Entscheidungsstichwort (Thema)

Verwirkung des Unterhaltsanspruchs

 

Leitsatz (redaktionell)

Auch nach einer Ehedauer von 24 Jahren können falsche Angaben zu eigenen Erwerbseinkünften zu einer vollständigen Verwirkung des Anspruchs auf nachehelichen Unterhalt führen.

 

Normenkette

BGB §§ 313, 1579 Nr. 3, § 1580

 

Verfahrensgang

AG Bad Liebenwerda (Urteil vom 14.05.2008; Aktenzeichen 22 F 2/08)

 

Tenor

Auf die Berufung des Klägers wird das am 14.5.2008 verkündete Urteil des AG Bad Liebenwerda (22 F 2/08) abgeändert.

Es wird festgestellt, dass der Kläger in Abänderung des am 26.5.2005 vor dem erkennenden Senat im Verfahren zu dem Az: 9 UF 8/05 geschlossenen Vergleichs der Beklagten seit Oktober 2007 keinen Geschiedenenunterhalt mehr schuldet.

Die Kosten des Rechtsstreits hat die Beklagte zu tragen.

Das Urteil ist vorläufig vollstreckbar.

Die Revision wird nicht zugelassen.

Der Streitwert wird sowohl für das Berufungsverfahren wie auch in Abänderung der amtsgerichtlichen Streitwertfestsetzung in der angegriffenen Entscheidung für das Verfahren 1. Instanz auf 8.000 EUR festgesetzt.

(Quelldaten)
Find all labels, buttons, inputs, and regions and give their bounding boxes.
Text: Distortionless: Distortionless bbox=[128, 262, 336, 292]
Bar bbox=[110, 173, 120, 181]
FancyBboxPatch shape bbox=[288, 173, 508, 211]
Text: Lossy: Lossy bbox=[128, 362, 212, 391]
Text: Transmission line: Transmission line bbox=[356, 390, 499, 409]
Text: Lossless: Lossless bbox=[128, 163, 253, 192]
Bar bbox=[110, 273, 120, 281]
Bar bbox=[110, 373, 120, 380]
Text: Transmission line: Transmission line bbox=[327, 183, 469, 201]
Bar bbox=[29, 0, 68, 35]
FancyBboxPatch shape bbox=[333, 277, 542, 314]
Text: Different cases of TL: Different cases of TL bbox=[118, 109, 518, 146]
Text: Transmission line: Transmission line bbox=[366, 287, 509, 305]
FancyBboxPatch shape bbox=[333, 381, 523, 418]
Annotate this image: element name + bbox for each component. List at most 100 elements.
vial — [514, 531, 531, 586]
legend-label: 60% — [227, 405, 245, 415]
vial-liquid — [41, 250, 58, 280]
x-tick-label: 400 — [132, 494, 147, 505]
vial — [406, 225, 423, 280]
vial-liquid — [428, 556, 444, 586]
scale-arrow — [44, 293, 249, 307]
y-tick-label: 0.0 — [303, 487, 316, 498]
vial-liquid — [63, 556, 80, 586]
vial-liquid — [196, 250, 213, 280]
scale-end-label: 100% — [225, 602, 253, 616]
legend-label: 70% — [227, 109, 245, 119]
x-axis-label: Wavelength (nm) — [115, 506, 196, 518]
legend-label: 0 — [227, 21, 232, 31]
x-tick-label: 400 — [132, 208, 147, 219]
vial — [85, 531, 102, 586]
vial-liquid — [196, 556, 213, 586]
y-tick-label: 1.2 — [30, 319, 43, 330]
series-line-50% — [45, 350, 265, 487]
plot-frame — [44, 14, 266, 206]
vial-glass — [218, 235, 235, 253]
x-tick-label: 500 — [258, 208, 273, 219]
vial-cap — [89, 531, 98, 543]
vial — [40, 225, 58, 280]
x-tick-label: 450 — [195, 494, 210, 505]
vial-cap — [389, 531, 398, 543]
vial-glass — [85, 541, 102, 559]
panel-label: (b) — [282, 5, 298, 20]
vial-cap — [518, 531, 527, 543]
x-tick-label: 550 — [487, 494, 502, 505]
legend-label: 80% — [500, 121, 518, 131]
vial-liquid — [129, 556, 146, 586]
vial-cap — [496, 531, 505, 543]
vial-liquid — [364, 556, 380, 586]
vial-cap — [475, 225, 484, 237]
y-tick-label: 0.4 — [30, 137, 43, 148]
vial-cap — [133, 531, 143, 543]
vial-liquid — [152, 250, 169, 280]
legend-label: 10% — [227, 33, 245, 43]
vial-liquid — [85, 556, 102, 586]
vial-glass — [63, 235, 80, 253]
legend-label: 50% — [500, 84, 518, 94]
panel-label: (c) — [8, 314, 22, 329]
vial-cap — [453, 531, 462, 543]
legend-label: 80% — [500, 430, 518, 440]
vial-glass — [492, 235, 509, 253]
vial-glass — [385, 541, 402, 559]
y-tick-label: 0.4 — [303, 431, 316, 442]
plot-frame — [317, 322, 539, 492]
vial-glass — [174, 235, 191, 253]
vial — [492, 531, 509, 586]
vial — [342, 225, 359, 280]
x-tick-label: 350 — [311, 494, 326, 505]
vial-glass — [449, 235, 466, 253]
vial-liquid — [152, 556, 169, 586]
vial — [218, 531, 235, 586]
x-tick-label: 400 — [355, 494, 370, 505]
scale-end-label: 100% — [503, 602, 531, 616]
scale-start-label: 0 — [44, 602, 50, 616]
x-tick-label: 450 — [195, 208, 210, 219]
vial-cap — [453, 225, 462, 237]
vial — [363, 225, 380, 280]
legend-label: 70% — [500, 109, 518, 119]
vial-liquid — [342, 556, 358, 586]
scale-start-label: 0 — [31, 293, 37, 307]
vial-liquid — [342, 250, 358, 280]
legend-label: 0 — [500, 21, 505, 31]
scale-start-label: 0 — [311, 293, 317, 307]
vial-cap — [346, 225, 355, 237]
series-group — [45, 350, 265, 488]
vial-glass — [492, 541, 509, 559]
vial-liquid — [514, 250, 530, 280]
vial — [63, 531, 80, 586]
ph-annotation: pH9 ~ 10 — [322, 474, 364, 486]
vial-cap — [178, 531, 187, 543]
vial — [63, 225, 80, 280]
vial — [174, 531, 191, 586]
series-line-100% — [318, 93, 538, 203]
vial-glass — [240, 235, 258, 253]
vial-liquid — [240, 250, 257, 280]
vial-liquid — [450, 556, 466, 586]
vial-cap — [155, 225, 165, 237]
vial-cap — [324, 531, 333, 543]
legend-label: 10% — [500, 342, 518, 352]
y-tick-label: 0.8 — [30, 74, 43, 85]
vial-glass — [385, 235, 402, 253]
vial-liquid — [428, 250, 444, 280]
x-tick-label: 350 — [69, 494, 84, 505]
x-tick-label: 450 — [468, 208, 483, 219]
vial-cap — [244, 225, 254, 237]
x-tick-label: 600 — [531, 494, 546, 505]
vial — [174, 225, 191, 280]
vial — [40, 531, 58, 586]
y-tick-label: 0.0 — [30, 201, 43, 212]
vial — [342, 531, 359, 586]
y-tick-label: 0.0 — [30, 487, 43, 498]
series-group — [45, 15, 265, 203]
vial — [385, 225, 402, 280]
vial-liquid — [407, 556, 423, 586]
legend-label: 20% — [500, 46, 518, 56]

--

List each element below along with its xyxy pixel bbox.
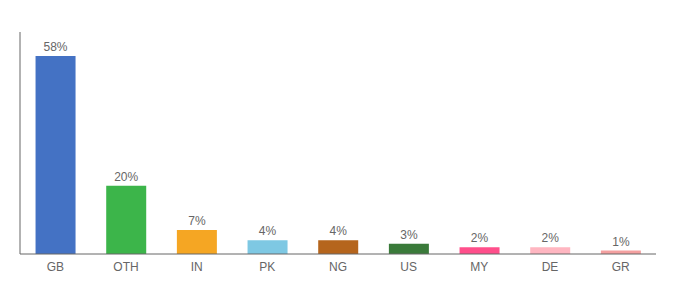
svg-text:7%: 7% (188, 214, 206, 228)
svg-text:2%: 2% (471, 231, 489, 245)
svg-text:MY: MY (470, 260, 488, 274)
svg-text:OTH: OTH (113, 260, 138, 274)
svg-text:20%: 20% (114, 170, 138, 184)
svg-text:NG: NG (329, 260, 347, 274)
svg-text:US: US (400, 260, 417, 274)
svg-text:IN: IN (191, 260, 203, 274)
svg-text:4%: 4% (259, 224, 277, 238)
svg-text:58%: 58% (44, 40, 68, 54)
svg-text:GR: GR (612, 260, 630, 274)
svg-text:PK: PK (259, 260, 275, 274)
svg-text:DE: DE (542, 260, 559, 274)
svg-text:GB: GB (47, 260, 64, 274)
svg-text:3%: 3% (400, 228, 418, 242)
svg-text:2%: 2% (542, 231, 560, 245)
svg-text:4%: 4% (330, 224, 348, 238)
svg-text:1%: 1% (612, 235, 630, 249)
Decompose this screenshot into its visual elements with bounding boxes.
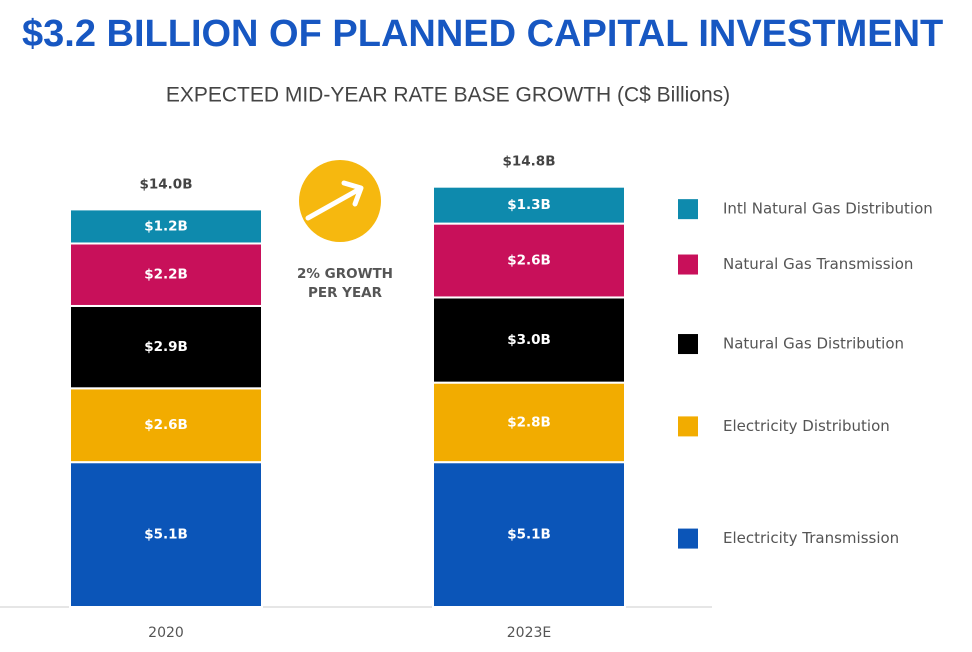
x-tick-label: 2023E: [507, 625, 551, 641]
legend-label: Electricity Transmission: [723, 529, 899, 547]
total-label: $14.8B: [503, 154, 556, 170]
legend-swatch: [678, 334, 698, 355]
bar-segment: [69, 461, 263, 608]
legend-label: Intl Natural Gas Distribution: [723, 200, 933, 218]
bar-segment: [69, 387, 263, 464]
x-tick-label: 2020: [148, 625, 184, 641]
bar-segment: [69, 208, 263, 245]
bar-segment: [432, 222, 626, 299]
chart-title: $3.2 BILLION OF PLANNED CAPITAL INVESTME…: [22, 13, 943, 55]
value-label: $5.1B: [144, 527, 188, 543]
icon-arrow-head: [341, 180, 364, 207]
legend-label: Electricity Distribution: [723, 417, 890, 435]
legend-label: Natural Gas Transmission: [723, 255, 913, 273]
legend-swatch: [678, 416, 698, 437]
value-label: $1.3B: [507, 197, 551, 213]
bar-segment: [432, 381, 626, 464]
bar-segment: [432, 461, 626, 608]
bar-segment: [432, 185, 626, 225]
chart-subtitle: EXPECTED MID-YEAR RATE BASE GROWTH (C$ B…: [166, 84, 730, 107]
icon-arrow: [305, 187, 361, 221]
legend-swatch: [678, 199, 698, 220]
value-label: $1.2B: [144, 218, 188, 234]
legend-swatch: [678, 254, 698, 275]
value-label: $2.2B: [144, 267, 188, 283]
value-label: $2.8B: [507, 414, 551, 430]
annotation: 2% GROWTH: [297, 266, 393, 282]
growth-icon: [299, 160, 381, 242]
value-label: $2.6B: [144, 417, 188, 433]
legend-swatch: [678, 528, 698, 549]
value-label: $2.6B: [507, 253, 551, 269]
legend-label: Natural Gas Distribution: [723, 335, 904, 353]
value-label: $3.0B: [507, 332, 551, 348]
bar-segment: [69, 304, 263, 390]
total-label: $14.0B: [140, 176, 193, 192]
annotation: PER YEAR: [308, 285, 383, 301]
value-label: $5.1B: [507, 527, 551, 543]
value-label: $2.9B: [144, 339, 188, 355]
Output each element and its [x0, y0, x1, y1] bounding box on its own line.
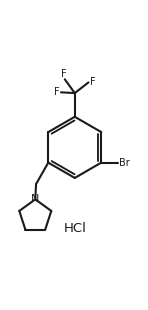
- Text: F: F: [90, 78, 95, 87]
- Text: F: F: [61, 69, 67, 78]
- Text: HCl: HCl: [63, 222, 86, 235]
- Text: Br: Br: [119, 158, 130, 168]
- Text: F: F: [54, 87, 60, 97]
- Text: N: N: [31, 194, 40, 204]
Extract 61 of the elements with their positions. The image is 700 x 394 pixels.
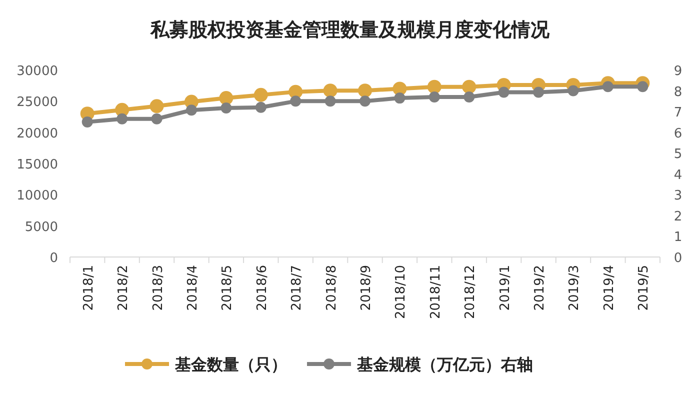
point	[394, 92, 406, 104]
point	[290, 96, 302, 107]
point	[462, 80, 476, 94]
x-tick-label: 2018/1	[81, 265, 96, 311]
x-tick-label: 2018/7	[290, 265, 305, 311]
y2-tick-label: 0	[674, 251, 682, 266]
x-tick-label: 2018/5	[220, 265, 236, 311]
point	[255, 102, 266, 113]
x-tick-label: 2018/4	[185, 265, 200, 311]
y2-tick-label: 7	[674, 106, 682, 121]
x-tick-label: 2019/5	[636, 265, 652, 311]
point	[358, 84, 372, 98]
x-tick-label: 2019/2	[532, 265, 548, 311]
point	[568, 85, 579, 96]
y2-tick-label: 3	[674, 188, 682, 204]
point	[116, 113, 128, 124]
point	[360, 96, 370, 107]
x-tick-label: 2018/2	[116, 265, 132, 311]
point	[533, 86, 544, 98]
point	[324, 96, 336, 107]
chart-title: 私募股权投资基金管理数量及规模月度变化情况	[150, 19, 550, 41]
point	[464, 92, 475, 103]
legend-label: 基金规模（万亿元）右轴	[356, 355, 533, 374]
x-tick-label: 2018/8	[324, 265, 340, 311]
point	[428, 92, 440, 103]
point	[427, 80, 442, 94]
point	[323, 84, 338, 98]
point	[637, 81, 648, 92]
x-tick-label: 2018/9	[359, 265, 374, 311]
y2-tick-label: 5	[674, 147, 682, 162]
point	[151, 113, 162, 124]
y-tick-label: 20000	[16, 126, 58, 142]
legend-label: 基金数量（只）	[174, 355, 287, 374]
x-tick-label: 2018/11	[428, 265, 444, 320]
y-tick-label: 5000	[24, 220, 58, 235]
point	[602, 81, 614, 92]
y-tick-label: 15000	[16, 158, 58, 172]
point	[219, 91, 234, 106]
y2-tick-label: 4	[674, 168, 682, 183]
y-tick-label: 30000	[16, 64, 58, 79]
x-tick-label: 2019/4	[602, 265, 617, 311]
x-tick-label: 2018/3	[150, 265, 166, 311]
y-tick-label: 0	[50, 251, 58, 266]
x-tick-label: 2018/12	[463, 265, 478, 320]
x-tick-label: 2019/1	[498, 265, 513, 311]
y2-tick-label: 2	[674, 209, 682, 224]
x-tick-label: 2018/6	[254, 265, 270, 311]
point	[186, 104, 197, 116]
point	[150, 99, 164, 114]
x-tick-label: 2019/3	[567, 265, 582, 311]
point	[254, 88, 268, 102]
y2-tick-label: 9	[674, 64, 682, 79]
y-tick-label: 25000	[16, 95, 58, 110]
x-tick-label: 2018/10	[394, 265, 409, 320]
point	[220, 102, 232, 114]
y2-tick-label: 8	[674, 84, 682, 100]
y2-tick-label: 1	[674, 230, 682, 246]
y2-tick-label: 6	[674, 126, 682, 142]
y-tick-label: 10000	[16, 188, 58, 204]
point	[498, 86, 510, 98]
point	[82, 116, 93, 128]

**Zu bearbeiten**
[1] Prüfe bitte anhand des Auszugs, ob die Aussagen (a), (b) und (c) zutreffen, und belege jede Antwort mit Ja oder Nein und den entscheidenden Worten im genauen Wortlaut: (a) Das Urteil des Amtsgerichts wird auf die Berufung des Klägers abgeändert. (b) Die Revision wird zugelassen. (c) Die Kosten des Rechtsstreits trägt der Kläger.
[2] Seit wann schuldet der Kläger der Beklagten laut dem Auszug keinen Geschiedenenunterhalt mehr?

**Lösungen**
[1]
(a) Ja: „Auf die Berufung des Klägers wird das am 14.5.2008 verkündete Urteil des AG Bad Liebenwerda (22 F 2/08) abgeändert.“
(b) Nein: „Die Revision wird nicht zugelassen.“
(c) Nein: „Die Kosten des Rechtsstreits hat die Beklagte zu tragen.“

[2] Seit Oktober 2007.